(Given exercise): Below are some entries; can you quote all of them exactly?

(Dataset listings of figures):
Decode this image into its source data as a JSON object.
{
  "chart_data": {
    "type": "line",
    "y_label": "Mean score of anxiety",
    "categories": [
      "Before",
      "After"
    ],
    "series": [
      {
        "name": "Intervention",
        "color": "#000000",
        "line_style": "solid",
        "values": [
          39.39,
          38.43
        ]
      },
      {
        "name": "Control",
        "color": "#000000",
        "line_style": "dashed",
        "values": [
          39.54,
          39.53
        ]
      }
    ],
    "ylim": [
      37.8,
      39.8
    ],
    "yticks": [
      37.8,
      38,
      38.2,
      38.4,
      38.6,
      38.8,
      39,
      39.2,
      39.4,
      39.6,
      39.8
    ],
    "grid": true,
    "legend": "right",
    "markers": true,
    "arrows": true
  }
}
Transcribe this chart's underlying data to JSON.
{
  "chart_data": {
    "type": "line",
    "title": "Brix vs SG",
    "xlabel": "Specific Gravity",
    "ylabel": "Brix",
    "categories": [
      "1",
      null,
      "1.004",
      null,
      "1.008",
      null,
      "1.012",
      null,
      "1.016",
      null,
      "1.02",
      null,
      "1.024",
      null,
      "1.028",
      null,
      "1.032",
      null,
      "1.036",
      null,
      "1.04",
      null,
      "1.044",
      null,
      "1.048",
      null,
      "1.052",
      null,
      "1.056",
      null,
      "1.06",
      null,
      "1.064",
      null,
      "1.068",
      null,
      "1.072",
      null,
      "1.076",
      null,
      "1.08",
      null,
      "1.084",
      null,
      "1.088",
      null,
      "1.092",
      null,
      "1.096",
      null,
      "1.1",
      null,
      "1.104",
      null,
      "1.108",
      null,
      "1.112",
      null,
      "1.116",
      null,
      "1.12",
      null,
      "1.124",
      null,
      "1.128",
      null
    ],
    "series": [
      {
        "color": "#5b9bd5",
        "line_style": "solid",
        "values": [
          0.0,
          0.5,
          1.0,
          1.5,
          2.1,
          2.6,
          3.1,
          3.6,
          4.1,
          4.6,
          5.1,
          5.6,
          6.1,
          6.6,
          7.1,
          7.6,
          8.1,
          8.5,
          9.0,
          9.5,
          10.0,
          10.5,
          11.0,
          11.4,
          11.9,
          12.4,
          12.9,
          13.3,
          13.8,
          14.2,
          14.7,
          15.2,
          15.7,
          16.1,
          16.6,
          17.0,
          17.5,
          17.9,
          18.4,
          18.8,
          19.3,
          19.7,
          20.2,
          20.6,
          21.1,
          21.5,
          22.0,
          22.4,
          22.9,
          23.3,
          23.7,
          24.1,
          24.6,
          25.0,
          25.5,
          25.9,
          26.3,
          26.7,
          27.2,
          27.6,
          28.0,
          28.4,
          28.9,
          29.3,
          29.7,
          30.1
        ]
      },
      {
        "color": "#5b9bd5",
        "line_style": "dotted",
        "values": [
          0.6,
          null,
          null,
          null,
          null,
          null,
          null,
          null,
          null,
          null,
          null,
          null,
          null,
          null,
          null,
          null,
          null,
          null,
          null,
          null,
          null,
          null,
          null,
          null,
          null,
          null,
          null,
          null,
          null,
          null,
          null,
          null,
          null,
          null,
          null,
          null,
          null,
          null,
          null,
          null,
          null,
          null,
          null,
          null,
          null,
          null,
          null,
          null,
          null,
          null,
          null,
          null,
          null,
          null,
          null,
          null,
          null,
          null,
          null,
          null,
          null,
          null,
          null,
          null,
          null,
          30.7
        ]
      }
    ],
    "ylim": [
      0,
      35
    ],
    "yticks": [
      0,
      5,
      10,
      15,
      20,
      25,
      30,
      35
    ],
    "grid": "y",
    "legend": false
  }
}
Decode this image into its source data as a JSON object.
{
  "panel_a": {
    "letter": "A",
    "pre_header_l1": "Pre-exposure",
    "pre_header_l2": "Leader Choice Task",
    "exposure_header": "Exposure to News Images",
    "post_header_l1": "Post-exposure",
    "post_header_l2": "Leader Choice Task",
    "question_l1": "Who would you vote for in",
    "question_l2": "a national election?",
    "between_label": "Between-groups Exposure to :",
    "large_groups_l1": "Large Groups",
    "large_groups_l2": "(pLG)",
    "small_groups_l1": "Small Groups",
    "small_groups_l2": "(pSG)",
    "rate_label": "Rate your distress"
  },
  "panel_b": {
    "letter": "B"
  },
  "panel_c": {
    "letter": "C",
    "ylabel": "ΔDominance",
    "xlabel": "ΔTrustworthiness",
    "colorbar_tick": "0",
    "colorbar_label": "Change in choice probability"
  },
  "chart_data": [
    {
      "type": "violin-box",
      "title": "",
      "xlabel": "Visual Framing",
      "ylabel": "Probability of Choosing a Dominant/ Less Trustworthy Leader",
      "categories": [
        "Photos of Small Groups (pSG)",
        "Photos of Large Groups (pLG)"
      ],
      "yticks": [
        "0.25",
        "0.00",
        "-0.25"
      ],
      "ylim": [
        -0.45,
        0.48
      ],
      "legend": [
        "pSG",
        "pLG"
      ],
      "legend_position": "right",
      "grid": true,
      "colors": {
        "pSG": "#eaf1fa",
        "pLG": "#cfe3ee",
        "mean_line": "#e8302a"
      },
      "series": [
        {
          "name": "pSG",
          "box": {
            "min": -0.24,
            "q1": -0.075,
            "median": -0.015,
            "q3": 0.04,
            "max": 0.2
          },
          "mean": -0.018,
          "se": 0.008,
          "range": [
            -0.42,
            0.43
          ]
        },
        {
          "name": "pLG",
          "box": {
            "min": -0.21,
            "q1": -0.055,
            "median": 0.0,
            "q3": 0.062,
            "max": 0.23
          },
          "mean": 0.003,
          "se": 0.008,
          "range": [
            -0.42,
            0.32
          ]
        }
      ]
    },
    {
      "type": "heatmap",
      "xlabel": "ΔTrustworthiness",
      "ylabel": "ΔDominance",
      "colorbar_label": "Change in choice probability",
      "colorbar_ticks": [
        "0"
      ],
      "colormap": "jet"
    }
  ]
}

(Exercise result):
Decode this image into its source data as a JSON object.
{
  "chart_data": {
    "type": "line",
    "y_label": "Mean score of anxiety",
    "categories": [
      "Before",
      "After"
    ],
    "series": [
      {
        "name": "Intervention",
        "color": "#000000",
        "line_style": "solid",
        "values": [
          39.39,
          38.43
        ]
      },
      {
        "name": "Control",
        "color": "#000000",
        "line_style": "dashed",
        "values": [
          39.54,
          39.53
        ]
      }
    ],
    "ylim": [
      37.8,
      39.8
    ],
    "yticks": [
      37.8,
      38,
      38.2,
      38.4,
      38.6,
      38.8,
      39,
      39.2,
      39.4,
      39.6,
      39.8
    ],
    "grid": true,
    "legend": "right",
    "markers": true,
    "arrows": true
  }
}
Transcribe this chart's underlying data to JSON.
{
  "chart_data": {
    "type": "line",
    "title": "Brix vs SG",
    "xlabel": "Specific Gravity",
    "ylabel": "Brix",
    "categories": [
      "1",
      null,
      "1.004",
      null,
      "1.008",
      null,
      "1.012",
      null,
      "1.016",
      null,
      "1.02",
      null,
      "1.024",
      null,
      "1.028",
      null,
      "1.032",
      null,
      "1.036",
      null,
      "1.04",
      null,
      "1.044",
      null,
      "1.048",
      null,
      "1.052",
      null,
      "1.056",
      null,
      "1.06",
      null,
      "1.064",
      null,
      "1.068",
      null,
      "1.072",
      null,
      "1.076",
      null,
      "1.08",
      null,
      "1.084",
      null,
      "1.088",
      null,
      "1.092",
      null,
      "1.096",
      null,
      "1.1",
      null,
      "1.104",
      null,
      "1.108",
      null,
      "1.112",
      null,
      "1.116",
      null,
      "1.12",
      null,
      "1.124",
      null,
      "1.128",
      null
    ],
    "series": [
      {
        "color": "#5b9bd5",
        "line_style": "solid",
        "values": [
          0.0,
          0.5,
          1.0,
          1.5,
          2.1,
          2.6,
          3.1,
          3.6,
          4.1,
          4.6,
          5.1,
          5.6,
          6.1,
          6.6,
          7.1,
          7.6,
          8.1,
          8.5,
          9.0,
          9.5,
          10.0,
          10.5,
          11.0,
          11.4,
          11.9,
          12.4,
          12.9,
          13.3,
          13.8,
          14.2,
          14.7,
          15.2,
          15.7,
          16.1,
          16.6,
          17.0,
          17.5,
          17.9,
          18.4,
          18.8,
          19.3,
          19.7,
          20.2,
          20.6,
          21.1,
          21.5,
          22.0,
          22.4,
          22.9,
          23.3,
          23.7,
          24.1,
          24.6,
          25.0,
          25.5,
          25.9,
          26.3,
          26.7,
          27.2,
          27.6,
          28.0,
          28.4,
          28.9,
          29.3,
          29.7,
          30.1
        ]
      },
      {
        "color": "#5b9bd5",
        "line_style": "dotted",
        "values": [
          0.6,
          null,
          null,
          null,
          null,
          null,
          null,
          null,
          null,
          null,
          null,
          null,
          null,
          null,
          null,
          null,
          null,
          null,
          null,
          null,
          null,
          null,
          null,
          null,
          null,
          null,
          null,
          null,
          null,
          null,
          null,
          null,
          null,
          null,
          null,
          null,
          null,
          null,
          null,
          null,
          null,
          null,
          null,
          null,
          null,
          null,
          null,
          null,
          null,
          null,
          null,
          null,
          null,
          null,
          null,
          null,
          null,
          null,
          null,
          null,
          null,
          null,
          null,
          null,
          null,
          30.7
        ]
      }
    ],
    "ylim": [
      0,
      35
    ],
    "yticks": [
      0,
      5,
      10,
      15,
      20,
      25,
      30,
      35
    ],
    "grid": "y",
    "legend": false
  }
}
Decode this image into its source data as a JSON object.
{
  "panel_a": {
    "letter": "A",
    "pre_header_l1": "Pre-exposure",
    "pre_header_l2": "Leader Choice Task",
    "exposure_header": "Exposure to News Images",
    "post_header_l1": "Post-exposure",
    "post_header_l2": "Leader Choice Task",
    "question_l1": "Who would you vote for in",
    "question_l2": "a national election?",
    "between_label": "Between-groups Exposure to :",
    "large_groups_l1": "Large Groups",
    "large_groups_l2": "(pLG)",
    "small_groups_l1": "Small Groups",
    "small_groups_l2": "(pSG)",
    "rate_label": "Rate your distress"
  },
  "panel_b": {
    "letter": "B"
  },
  "panel_c": {
    "letter": "C",
    "ylabel": "ΔDominance",
    "xlabel": "ΔTrustworthiness",
    "colorbar_tick": "0",
    "colorbar_label": "Change in choice probability"
  },
  "chart_data": [
    {
      "type": "violin-box",
      "title": "",
      "xlabel": "Visual Framing",
      "ylabel": "Probability of Choosing a Dominant/ Less Trustworthy Leader",
      "categories": [
        "Photos of Small Groups (pSG)",
        "Photos of Large Groups (pLG)"
      ],
      "yticks": [
        "0.25",
        "0.00",
        "-0.25"
      ],
      "ylim": [
        -0.45,
        0.48
      ],
      "legend": [
        "pSG",
        "pLG"
      ],
      "legend_position": "right",
      "grid": true,
      "colors": {
        "pSG": "#eaf1fa",
        "pLG": "#cfe3ee",
        "mean_line": "#e8302a"
      },
      "series": [
        {
          "name": "pSG",
          "box": {
            "min": -0.24,
            "q1": -0.075,
            "median": -0.015,
            "q3": 0.04,
            "max": 0.2
          },
          "mean": -0.018,
          "se": 0.008,
          "range": [
            -0.42,
            0.43
          ]
        },
        {
          "name": "pLG",
          "box": {
            "min": -0.21,
            "q1": -0.055,
            "median": 0.0,
            "q3": 0.062,
            "max": 0.23
          },
          "mean": 0.003,
          "se": 0.008,
          "range": [
            -0.42,
            0.32
          ]
        }
      ]
    },
    {
      "type": "heatmap",
      "xlabel": "ΔTrustworthiness",
      "ylabel": "ΔDominance",
      "colorbar_label": "Change in choice probability",
      "colorbar_ticks": [
        "0"
      ],
      "colormap": "jet"
    }
  ]
}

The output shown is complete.